▶ [Task data]
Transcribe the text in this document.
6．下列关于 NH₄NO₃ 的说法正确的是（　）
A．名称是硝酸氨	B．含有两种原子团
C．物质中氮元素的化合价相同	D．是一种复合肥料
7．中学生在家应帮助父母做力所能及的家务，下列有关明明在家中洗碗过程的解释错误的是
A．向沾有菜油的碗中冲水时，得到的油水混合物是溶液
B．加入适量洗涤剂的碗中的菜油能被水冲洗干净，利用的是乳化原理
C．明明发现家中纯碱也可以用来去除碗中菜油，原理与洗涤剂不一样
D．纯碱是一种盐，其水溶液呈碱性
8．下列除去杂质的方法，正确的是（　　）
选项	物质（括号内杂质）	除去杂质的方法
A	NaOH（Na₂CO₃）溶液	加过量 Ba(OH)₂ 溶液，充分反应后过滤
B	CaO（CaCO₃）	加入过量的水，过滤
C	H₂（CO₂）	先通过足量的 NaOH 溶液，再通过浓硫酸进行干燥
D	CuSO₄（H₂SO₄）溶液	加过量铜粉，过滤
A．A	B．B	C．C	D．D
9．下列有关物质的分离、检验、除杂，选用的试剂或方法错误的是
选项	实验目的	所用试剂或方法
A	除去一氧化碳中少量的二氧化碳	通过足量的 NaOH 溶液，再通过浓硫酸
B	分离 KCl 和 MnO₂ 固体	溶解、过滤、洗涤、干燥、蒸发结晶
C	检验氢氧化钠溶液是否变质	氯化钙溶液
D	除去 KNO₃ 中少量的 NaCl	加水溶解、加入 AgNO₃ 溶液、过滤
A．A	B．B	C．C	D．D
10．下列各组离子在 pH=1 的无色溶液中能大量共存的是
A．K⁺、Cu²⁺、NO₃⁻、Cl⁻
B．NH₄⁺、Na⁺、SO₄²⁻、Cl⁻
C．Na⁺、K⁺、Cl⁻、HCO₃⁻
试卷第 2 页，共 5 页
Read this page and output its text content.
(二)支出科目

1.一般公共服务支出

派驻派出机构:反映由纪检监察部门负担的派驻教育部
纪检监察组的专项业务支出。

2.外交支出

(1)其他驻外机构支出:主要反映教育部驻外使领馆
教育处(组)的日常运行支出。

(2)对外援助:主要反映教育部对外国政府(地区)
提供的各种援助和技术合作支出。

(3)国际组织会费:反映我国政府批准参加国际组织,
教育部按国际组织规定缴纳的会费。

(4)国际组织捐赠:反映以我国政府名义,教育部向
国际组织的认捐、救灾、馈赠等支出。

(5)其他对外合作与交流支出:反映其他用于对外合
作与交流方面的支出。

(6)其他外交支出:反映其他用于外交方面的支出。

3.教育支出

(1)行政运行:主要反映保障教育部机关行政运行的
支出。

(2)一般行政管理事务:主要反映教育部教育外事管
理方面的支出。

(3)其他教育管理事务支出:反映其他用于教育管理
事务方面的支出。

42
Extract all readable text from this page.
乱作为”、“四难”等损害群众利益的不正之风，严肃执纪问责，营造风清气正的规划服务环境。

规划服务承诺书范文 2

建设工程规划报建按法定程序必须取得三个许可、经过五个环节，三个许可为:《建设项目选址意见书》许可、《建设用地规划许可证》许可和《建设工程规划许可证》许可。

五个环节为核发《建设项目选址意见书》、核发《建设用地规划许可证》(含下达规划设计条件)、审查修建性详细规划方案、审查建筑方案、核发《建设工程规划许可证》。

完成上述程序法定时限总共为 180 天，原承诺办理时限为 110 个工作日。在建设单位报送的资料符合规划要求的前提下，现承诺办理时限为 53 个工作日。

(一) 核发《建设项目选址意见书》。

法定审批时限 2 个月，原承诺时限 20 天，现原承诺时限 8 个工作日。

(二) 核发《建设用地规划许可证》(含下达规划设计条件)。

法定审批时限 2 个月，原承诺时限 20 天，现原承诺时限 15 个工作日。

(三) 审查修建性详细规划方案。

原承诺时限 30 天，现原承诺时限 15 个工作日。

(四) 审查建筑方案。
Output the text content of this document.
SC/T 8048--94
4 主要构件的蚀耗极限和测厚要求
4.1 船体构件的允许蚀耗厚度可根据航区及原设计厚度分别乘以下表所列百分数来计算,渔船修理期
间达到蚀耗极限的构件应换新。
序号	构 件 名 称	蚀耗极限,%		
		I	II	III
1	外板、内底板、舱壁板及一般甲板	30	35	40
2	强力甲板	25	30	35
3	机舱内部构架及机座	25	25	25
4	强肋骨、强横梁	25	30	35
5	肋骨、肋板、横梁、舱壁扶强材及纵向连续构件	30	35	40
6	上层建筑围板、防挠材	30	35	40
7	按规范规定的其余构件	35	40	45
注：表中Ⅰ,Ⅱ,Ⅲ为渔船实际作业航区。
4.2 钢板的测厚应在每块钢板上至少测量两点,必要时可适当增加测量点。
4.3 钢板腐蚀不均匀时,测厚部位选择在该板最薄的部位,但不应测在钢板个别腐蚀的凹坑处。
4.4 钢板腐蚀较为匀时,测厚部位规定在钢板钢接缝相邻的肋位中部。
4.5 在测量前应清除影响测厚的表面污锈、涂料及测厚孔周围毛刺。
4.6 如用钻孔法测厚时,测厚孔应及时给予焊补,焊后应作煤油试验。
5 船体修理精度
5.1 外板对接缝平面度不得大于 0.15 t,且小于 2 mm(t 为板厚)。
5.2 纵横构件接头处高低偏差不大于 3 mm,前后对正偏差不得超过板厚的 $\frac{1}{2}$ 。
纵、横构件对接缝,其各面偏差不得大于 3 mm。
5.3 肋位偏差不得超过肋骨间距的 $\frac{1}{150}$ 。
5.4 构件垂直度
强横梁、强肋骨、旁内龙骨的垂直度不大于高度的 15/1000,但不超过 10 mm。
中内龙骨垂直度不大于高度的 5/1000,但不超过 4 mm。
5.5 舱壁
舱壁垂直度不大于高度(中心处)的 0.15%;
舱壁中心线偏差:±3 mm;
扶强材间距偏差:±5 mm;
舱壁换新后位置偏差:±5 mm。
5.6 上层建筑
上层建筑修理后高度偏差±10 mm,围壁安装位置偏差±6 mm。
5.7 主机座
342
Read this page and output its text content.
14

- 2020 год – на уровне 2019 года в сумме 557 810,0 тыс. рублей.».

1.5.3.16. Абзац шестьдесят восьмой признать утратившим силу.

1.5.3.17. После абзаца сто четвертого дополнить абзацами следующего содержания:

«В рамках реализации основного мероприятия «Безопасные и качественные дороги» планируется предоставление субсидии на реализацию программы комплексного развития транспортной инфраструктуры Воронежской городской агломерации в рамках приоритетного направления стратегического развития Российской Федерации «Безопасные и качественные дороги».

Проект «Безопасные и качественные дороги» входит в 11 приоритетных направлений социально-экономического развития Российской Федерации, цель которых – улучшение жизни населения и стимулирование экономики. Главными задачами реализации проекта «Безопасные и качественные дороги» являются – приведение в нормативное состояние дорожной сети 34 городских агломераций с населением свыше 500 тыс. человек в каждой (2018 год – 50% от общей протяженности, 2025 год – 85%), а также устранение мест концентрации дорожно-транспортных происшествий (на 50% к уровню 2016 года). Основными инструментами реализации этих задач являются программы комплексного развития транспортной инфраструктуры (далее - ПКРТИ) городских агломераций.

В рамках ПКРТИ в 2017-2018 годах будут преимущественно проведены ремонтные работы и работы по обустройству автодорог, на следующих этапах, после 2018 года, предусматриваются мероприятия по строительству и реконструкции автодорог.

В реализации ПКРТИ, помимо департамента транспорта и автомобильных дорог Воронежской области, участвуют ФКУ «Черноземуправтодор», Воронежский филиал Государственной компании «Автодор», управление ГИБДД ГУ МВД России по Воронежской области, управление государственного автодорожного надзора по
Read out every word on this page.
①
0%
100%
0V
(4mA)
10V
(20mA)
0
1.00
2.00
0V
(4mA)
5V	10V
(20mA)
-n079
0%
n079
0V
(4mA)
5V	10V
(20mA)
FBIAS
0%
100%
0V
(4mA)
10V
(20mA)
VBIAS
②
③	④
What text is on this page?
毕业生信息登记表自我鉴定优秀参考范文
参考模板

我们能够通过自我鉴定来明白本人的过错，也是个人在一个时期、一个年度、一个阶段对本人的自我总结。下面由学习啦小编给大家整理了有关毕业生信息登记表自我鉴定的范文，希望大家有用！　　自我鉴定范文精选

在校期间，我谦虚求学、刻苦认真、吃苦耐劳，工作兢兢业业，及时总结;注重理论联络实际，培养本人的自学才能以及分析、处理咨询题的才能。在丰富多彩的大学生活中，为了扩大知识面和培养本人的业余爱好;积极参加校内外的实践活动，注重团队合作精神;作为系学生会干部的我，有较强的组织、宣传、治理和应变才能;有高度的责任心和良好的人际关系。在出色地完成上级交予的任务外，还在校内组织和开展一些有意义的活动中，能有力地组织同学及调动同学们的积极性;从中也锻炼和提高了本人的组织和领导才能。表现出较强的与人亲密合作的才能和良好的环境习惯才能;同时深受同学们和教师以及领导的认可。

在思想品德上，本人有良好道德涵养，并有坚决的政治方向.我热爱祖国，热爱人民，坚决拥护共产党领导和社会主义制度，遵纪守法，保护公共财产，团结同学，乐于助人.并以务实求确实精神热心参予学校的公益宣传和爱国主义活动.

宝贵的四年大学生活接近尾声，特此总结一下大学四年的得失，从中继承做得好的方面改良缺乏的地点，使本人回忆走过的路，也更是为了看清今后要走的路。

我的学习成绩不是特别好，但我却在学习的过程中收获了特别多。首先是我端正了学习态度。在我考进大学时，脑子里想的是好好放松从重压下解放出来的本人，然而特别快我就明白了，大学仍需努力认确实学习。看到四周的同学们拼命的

▶ [Aim of the exercise] Of the lines above, how many contain the string "原承诺时限"? Only the number is required.

▶ [Expected answer] 3